:: Dataset excerpts

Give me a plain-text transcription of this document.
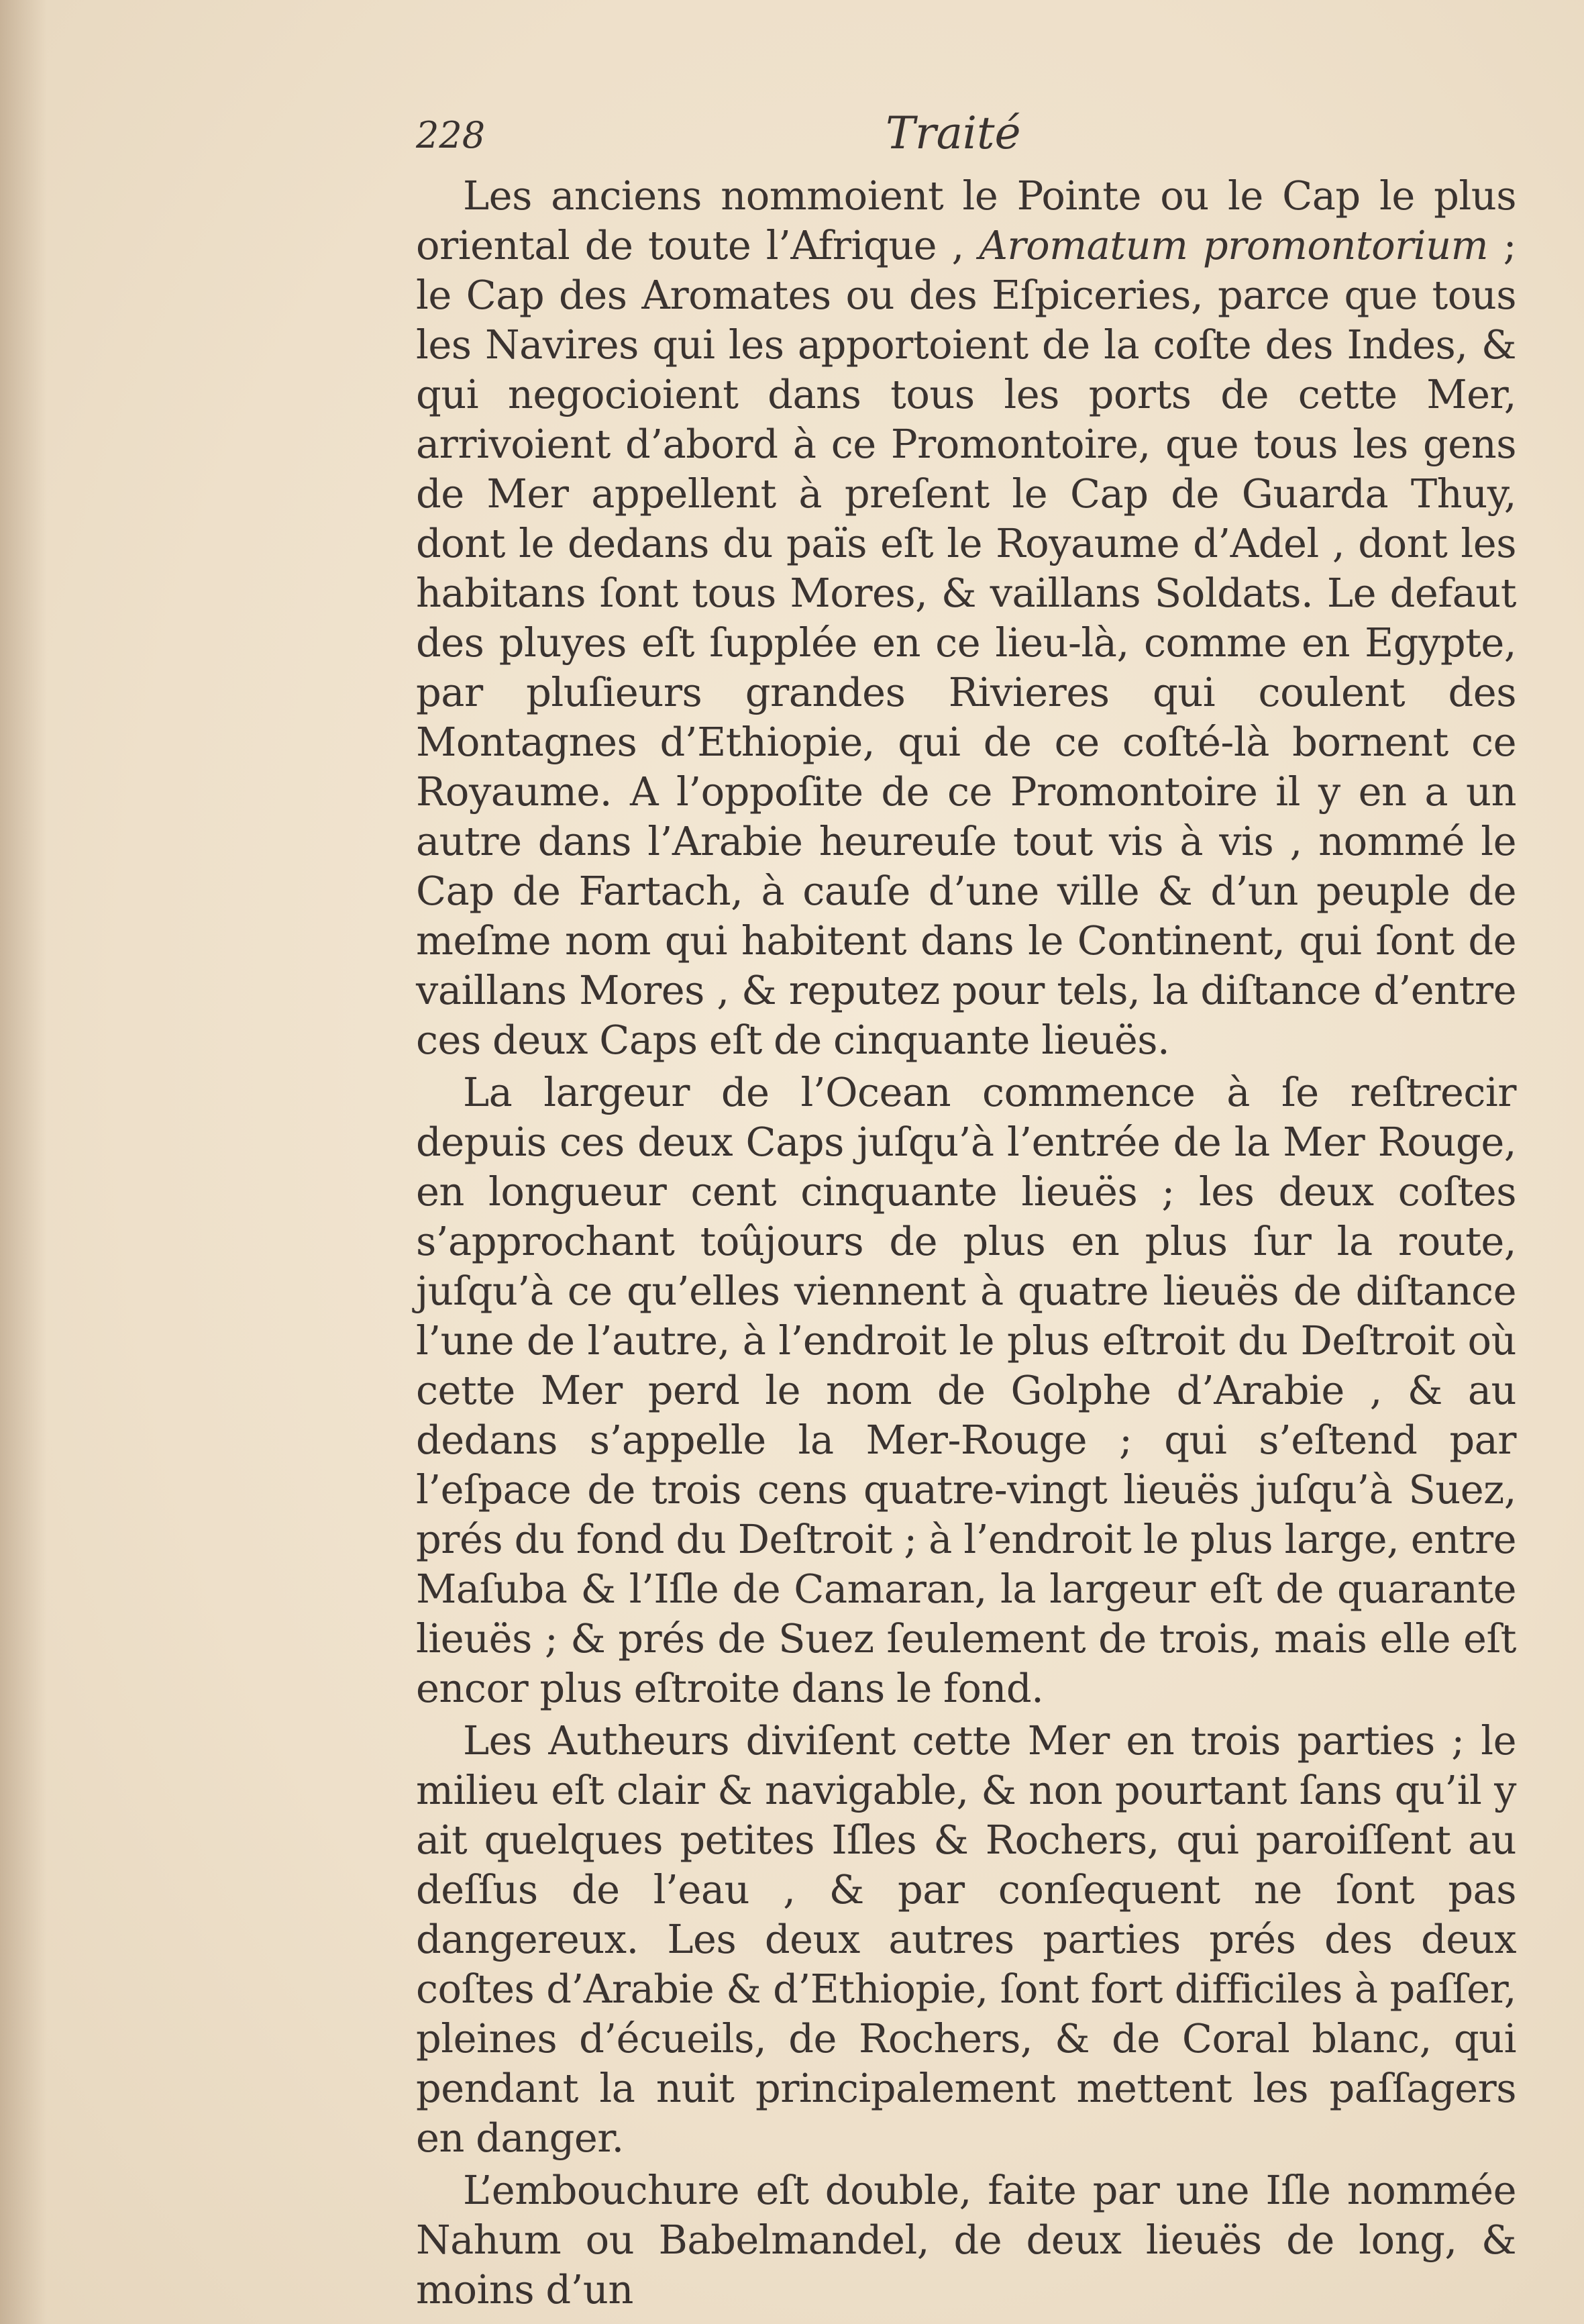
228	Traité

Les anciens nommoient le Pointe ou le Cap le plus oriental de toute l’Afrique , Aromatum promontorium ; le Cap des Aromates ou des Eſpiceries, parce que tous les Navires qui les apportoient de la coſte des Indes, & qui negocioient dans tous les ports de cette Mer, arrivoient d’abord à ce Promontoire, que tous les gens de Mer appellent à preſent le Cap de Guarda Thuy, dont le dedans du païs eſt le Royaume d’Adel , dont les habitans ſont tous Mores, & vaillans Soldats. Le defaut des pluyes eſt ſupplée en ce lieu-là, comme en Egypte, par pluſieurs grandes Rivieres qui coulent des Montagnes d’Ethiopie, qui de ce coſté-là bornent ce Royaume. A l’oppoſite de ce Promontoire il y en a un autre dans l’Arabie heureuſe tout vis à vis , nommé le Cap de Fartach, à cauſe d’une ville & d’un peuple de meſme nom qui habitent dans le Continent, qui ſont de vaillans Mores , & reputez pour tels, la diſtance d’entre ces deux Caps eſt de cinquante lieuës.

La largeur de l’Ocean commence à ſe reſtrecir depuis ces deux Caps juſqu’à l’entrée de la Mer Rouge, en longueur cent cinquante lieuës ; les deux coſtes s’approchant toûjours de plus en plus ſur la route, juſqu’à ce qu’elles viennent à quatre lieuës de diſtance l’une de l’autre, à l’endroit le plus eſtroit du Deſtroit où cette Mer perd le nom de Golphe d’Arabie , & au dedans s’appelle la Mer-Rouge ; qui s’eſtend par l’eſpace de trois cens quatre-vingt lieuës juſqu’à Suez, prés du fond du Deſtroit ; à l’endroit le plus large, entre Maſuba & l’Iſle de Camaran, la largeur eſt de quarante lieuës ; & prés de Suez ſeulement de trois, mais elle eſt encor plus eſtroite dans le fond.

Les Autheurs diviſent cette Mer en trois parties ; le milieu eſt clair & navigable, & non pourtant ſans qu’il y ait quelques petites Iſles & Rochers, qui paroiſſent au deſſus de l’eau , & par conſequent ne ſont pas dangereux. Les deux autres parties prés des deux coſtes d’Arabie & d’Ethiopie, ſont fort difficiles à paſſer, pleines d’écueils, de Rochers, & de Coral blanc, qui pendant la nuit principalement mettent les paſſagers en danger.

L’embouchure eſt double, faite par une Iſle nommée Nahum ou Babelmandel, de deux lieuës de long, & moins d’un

::::

- Task to carry out
State only how many lines in the material include "coſtes".

- Response below
2